**MATERIAL FOR THIS TASK**:
▶
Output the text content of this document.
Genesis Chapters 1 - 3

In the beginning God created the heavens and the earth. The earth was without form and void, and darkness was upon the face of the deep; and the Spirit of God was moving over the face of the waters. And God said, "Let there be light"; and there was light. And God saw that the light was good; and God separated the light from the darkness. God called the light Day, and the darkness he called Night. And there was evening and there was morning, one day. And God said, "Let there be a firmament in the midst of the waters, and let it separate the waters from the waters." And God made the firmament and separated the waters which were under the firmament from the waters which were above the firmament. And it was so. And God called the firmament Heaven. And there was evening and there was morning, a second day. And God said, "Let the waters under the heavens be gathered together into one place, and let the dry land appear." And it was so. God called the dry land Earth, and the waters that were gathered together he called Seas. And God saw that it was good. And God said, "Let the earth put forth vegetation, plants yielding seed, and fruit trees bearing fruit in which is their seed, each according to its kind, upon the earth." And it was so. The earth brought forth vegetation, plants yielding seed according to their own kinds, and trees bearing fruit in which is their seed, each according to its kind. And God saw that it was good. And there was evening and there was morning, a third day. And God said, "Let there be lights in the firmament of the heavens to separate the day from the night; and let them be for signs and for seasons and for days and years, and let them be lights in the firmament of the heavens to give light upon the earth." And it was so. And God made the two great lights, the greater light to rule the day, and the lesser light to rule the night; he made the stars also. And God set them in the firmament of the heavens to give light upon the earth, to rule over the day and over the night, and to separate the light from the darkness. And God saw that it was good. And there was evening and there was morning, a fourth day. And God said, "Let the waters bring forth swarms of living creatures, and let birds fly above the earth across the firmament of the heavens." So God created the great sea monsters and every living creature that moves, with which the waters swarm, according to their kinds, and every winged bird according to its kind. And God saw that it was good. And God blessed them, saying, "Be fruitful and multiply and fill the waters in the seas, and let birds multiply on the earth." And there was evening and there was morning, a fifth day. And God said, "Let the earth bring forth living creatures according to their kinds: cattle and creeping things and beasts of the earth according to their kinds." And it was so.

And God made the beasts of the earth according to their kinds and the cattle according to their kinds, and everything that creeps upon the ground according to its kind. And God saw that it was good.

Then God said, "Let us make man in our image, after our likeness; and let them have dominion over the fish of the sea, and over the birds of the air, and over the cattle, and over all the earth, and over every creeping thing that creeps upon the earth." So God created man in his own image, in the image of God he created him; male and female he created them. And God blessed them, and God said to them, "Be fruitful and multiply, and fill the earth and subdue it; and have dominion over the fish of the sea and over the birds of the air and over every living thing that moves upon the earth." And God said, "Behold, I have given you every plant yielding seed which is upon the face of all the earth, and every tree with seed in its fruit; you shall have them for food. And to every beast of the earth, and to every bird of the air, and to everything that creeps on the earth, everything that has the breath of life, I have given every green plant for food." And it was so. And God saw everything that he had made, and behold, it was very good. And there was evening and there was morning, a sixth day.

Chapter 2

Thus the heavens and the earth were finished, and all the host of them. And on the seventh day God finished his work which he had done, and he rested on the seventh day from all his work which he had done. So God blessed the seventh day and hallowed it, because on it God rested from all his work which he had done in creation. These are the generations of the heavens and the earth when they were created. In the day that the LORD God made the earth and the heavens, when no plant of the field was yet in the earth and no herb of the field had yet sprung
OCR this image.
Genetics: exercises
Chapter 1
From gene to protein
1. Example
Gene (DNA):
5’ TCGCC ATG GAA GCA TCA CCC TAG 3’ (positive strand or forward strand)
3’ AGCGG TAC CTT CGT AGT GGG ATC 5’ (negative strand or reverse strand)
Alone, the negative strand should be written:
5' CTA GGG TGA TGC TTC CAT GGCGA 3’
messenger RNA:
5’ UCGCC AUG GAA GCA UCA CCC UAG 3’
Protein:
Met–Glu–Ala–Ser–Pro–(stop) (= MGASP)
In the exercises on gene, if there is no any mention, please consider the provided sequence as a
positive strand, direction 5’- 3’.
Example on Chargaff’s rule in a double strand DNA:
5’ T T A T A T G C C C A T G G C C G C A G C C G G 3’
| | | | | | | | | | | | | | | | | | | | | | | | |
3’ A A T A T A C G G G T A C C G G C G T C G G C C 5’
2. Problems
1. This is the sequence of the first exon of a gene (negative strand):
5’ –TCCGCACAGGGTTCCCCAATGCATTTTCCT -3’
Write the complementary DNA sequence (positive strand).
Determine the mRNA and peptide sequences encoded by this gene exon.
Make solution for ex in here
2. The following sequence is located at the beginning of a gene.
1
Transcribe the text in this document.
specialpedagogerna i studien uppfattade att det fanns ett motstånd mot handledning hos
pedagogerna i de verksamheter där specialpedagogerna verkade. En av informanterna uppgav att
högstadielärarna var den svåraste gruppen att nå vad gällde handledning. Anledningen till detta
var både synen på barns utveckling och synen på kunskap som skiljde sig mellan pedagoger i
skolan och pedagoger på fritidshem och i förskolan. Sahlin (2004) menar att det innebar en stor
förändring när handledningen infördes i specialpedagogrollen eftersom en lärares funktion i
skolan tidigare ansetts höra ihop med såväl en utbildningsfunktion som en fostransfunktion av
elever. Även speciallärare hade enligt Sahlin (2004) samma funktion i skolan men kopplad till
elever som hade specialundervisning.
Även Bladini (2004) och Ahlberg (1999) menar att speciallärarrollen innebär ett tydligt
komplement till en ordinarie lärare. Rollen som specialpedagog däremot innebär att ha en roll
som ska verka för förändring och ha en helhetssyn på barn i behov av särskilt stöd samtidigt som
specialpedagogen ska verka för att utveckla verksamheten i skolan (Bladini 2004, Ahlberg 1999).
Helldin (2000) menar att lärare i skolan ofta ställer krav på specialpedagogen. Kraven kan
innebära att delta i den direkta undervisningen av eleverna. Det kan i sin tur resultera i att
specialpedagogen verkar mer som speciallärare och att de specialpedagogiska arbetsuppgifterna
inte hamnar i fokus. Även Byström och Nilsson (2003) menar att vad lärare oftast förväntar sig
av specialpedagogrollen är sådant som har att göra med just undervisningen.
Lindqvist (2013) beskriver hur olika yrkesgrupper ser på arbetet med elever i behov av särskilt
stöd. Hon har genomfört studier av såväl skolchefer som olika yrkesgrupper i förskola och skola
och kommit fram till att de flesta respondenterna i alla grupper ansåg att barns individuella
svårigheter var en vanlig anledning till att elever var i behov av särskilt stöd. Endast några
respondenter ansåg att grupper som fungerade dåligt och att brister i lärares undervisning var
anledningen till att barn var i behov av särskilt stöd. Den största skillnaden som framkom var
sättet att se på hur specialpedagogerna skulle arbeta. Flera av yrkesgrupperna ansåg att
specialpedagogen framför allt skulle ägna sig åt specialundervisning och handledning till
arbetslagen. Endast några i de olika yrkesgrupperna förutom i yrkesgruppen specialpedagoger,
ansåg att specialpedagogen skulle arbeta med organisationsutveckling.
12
◀
**WORK INSTRUCTIONS**: All of the entries must be written out exactly as they stand.

**EXERCISE SOLUTION**:
Output the text content of this document.
Genesis Chapters 1 - 3

In the beginning God created the heavens and the earth. The earth was without form and void, and darkness was upon the face of the deep; and the Spirit of God was moving over the face of the waters. And God said, "Let there be light"; and there was light. And God saw that the light was good; and God separated the light from the darkness. God called the light Day, and the darkness he called Night. And there was evening and there was morning, one day. And God said, "Let there be a firmament in the midst of the waters, and let it separate the waters from the waters." And God made the firmament and separated the waters which were under the firmament from the waters which were above the firmament. And it was so. And God called the firmament Heaven. And there was evening and there was morning, a second day. And God said, "Let the waters under the heavens be gathered together into one place, and let the dry land appear." And it was so. God called the dry land Earth, and the waters that were gathered together he called Seas. And God saw that it was good. And God said, "Let the earth put forth vegetation, plants yielding seed, and fruit trees bearing fruit in which is their seed, each according to its kind, upon the earth." And it was so. The earth brought forth vegetation, plants yielding seed according to their own kinds, and trees bearing fruit in which is their seed, each according to its kind. And God saw that it was good. And there was evening and there was morning, a third day. And God said, "Let there be lights in the firmament of the heavens to separate the day from the night; and let them be for signs and for seasons and for days and years, and let them be lights in the firmament of the heavens to give light upon the earth." And it was so. And God made the two great lights, the greater light to rule the day, and the lesser light to rule the night; he made the stars also. And God set them in the firmament of the heavens to give light upon the earth, to rule over the day and over the night, and to separate the light from the darkness. And God saw that it was good. And there was evening and there was morning, a fourth day. And God said, "Let the waters bring forth swarms of living creatures, and let birds fly above the earth across the firmament of the heavens." So God created the great sea monsters and every living creature that moves, with which the waters swarm, according to their kinds, and every winged bird according to its kind. And God saw that it was good. And God blessed them, saying, "Be fruitful and multiply and fill the waters in the seas, and let birds multiply on the earth." And there was evening and there was morning, a fifth day. And God said, "Let the earth bring forth living creatures according to their kinds: cattle and creeping things and beasts of the earth according to their kinds." And it was so.

And God made the beasts of the earth according to their kinds and the cattle according to their kinds, and everything that creeps upon the ground according to its kind. And God saw that it was good.

Then God said, "Let us make man in our image, after our likeness; and let them have dominion over the fish of the sea, and over the birds of the air, and over the cattle, and over all the earth, and over every creeping thing that creeps upon the earth." So God created man in his own image, in the image of God he created him; male and female he created them. And God blessed them, and God said to them, "Be fruitful and multiply, and fill the earth and subdue it; and have dominion over the fish of the sea and over the birds of the air and over every living thing that moves upon the earth." And God said, "Behold, I have given you every plant yielding seed which is upon the face of all the earth, and every tree with seed in its fruit; you shall have them for food. And to every beast of the earth, and to every bird of the air, and to everything that creeps on the earth, everything that has the breath of life, I have given every green plant for food." And it was so. And God saw everything that he had made, and behold, it was very good. And there was evening and there was morning, a sixth day.

Chapter 2

Thus the heavens and the earth were finished, and all the host of them. And on the seventh day God finished his work which he had done, and he rested on the seventh day from all his work which he had done. So God blessed the seventh day and hallowed it, because on it God rested from all his work which he had done in creation. These are the generations of the heavens and the earth when they were created. In the day that the LORD God made the earth and the heavens, when no plant of the field was yet in the earth and no herb of the field had yet sprung
OCR this image.
Genetics: exercises
Chapter 1
From gene to protein
1. Example
Gene (DNA):
5’ TCGCC ATG GAA GCA TCA CCC TAG 3’ (positive strand or forward strand)
3’ AGCGG TAC CTT CGT AGT GGG ATC 5’ (negative strand or reverse strand)
Alone, the negative strand should be written:
5' CTA GGG TGA TGC TTC CAT GGCGA 3’
messenger RNA:
5’ UCGCC AUG GAA GCA UCA CCC UAG 3’
Protein:
Met–Glu–Ala–Ser–Pro–(stop) (= MGASP)
In the exercises on gene, if there is no any mention, please consider the provided sequence as a
positive strand, direction 5’- 3’.
Example on Chargaff’s rule in a double strand DNA:
5’ T T A T A T G C C C A T G G C C G C A G C C G G 3’
| | | | | | | | | | | | | | | | | | | | | | | | |
3’ A A T A T A C G G G T A C C G G C G T C G G C C 5’
2. Problems
1. This is the sequence of the first exon of a gene (negative strand):
5’ –TCCGCACAGGGTTCCCCAATGCATTTTCCT -3’
Write the complementary DNA sequence (positive strand).
Determine the mRNA and peptide sequences encoded by this gene exon.
Make solution for ex in here
2. The following sequence is located at the beginning of a gene.
1
Transcribe the text in this document.
specialpedagogerna i studien uppfattade att det fanns ett motstånd mot handledning hos
pedagogerna i de verksamheter där specialpedagogerna verkade. En av informanterna uppgav att
högstadielärarna var den svåraste gruppen att nå vad gällde handledning. Anledningen till detta
var både synen på barns utveckling och synen på kunskap som skiljde sig mellan pedagoger i
skolan och pedagoger på fritidshem och i förskolan. Sahlin (2004) menar att det innebar en stor
förändring när handledningen infördes i specialpedagogrollen eftersom en lärares funktion i
skolan tidigare ansetts höra ihop med såväl en utbildningsfunktion som en fostransfunktion av
elever. Även speciallärare hade enligt Sahlin (2004) samma funktion i skolan men kopplad till
elever som hade specialundervisning.
Även Bladini (2004) och Ahlberg (1999) menar att speciallärarrollen innebär ett tydligt
komplement till en ordinarie lärare. Rollen som specialpedagog däremot innebär att ha en roll
som ska verka för förändring och ha en helhetssyn på barn i behov av särskilt stöd samtidigt som
specialpedagogen ska verka för att utveckla verksamheten i skolan (Bladini 2004, Ahlberg 1999).
Helldin (2000) menar att lärare i skolan ofta ställer krav på specialpedagogen. Kraven kan
innebära att delta i den direkta undervisningen av eleverna. Det kan i sin tur resultera i att
specialpedagogen verkar mer som speciallärare och att de specialpedagogiska arbetsuppgifterna
inte hamnar i fokus. Även Byström och Nilsson (2003) menar att vad lärare oftast förväntar sig
av specialpedagogrollen är sådant som har att göra med just undervisningen.
Lindqvist (2013) beskriver hur olika yrkesgrupper ser på arbetet med elever i behov av särskilt
stöd. Hon har genomfört studier av såväl skolchefer som olika yrkesgrupper i förskola och skola
och kommit fram till att de flesta respondenterna i alla grupper ansåg att barns individuella
svårigheter var en vanlig anledning till att elever var i behov av särskilt stöd. Endast några
respondenter ansåg att grupper som fungerade dåligt och att brister i lärares undervisning var
anledningen till att barn var i behov av särskilt stöd. Den största skillnaden som framkom var
sättet att se på hur specialpedagogerna skulle arbeta. Flera av yrkesgrupperna ansåg att
specialpedagogen framför allt skulle ägna sig åt specialundervisning och handledning till
arbetslagen. Endast några i de olika yrkesgrupperna förutom i yrkesgruppen specialpedagoger,
ansåg att specialpedagogen skulle arbeta med organisationsutveckling.
12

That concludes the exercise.